PROMPT 1: Repeat the entries word for word, from their first line down to and including the line that contains "- password-label: Password:: [279, 647, 336, 661]".

DOCUMENT PASSAGE:
# Suggestions... Ground cover??



## ara35 (Oct 12, 2008)

So i need suggestions for this 30 gallon with 79 watts, fertilizers, and diy co2. i was thinking a large plant to take up that space, thinking HYGROPHILA CORYMBOSA 'SIAMENSIS'. also a ground cover and maybe some red plants. ignore the alternecki (sp.) in there, thats now gone. suggestions are welcomed and needed!!


----------



## ara35 (Oct 12, 2008)

anyone??? doesnt have to be just ground cover. can be any suggestion!!!


----------



## Nerbaneth (Jun 30, 2009)

maybe it isn't cool anymore because it was 'the thing to have in your planted tank or you are not cool', but I think that glosso would look great in there. If you are into something that is eventually going to suffocate itself because it grows so thick (you need to thin it once it gets to a certain point) dwarf hair grass would also look good in your tank. I'm not really sure if 79 watts CF is enough for those.. but I think I have seen people push down glosso with less.
Sorry for the lack of scientific names-
-Danny


----------



## jasa73 (Jun 18, 2007)

My new favorite is Elatine Triandra. I've had an easier time growing it than HC.


----------



## rich815 (Jun 27, 2007)

I like dwarf hairgrass, e. tellunus, or maybe for something really cool and different some Ranunculus inundatus.


----------



## JAXON777 (Jan 4, 2007)

some may not cosider Downoi as a carpet plant but I think it would look good on the front right side and you could leave a little opening in the front


----------

PROMPT 2: In the thread on ground cover suggestions, which plant does jasa73 say has been easier to grow than HC?

PROVIDED DATA:
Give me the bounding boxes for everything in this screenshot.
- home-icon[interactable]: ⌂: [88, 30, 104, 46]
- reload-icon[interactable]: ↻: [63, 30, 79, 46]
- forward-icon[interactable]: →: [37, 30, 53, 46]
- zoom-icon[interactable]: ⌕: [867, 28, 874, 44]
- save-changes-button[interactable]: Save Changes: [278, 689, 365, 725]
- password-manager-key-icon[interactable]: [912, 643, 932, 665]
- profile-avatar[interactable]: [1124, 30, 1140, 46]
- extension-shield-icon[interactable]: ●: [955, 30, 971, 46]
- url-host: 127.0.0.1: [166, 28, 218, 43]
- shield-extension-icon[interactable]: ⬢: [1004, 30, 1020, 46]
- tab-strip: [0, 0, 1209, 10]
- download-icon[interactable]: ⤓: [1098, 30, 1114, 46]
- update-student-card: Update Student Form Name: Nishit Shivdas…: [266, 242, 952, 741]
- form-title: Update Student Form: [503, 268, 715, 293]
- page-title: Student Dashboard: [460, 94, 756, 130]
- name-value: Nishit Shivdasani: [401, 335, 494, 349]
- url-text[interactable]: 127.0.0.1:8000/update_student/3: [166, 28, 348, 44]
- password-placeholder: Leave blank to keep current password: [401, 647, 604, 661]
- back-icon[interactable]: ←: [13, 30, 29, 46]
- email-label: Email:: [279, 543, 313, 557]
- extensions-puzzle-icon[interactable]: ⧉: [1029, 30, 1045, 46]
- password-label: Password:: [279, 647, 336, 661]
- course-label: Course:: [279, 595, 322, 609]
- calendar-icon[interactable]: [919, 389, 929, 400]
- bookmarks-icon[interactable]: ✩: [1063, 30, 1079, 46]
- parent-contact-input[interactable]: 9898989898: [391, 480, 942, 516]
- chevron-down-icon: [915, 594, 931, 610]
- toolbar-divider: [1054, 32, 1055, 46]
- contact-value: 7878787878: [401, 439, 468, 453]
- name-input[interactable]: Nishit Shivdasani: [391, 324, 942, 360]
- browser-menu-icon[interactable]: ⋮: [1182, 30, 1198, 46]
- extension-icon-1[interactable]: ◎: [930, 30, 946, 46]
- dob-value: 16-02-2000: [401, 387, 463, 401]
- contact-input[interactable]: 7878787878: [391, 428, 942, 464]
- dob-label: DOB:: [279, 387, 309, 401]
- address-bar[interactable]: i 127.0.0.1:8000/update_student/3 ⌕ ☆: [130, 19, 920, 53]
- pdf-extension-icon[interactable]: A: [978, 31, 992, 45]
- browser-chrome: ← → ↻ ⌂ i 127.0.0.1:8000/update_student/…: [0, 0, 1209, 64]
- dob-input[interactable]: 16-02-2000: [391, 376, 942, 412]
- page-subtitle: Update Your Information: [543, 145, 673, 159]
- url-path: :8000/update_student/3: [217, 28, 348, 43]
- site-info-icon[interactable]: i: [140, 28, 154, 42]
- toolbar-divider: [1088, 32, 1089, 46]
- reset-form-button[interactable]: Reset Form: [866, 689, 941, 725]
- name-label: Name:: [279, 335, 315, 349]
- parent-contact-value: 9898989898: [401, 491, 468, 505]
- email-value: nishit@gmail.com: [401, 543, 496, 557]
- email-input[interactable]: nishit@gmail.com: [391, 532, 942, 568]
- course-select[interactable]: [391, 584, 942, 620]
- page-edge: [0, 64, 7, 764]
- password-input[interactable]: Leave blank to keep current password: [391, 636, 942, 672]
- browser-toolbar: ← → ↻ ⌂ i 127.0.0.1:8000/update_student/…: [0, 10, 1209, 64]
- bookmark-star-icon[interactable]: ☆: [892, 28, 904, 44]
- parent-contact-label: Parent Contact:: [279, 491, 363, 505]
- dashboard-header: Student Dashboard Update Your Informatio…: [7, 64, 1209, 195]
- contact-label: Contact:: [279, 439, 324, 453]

WRITTEN REPLY 1:
Give me the bounding boxes for everything in this screenshot.
- home-icon[interactable]: ⌂: [88, 30, 104, 46]
- reload-icon[interactable]: ↻: [63, 30, 79, 46]
- forward-icon[interactable]: →: [37, 30, 53, 46]
- zoom-icon[interactable]: ⌕: [867, 28, 874, 44]
- save-changes-button[interactable]: Save Changes: [278, 689, 365, 725]
- password-manager-key-icon[interactable]: [912, 643, 932, 665]
- profile-avatar[interactable]: [1124, 30, 1140, 46]
- extension-shield-icon[interactable]: ●: [955, 30, 971, 46]
- url-host: 127.0.0.1: [166, 28, 218, 43]
- shield-extension-icon[interactable]: ⬢: [1004, 30, 1020, 46]
- tab-strip: [0, 0, 1209, 10]
- download-icon[interactable]: ⤓: [1098, 30, 1114, 46]
- update-student-card: Update Student Form Name: Nishit Shivdas…: [266, 242, 952, 741]
- form-title: Update Student Form: [503, 268, 715, 293]
- page-title: Student Dashboard: [460, 94, 756, 130]
- name-value: Nishit Shivdasani: [401, 335, 494, 349]
- url-text[interactable]: 127.0.0.1:8000/update_student/3: [166, 28, 348, 44]
- password-placeholder: Leave blank to keep current password: [401, 647, 604, 661]
- back-icon[interactable]: ←: [13, 30, 29, 46]
- email-label: Email:: [279, 543, 313, 557]
- extensions-puzzle-icon[interactable]: ⧉: [1029, 30, 1045, 46]
- password-label: Password:: [279, 647, 336, 661]

WRITTEN REPLY 2: Elatine Triandra.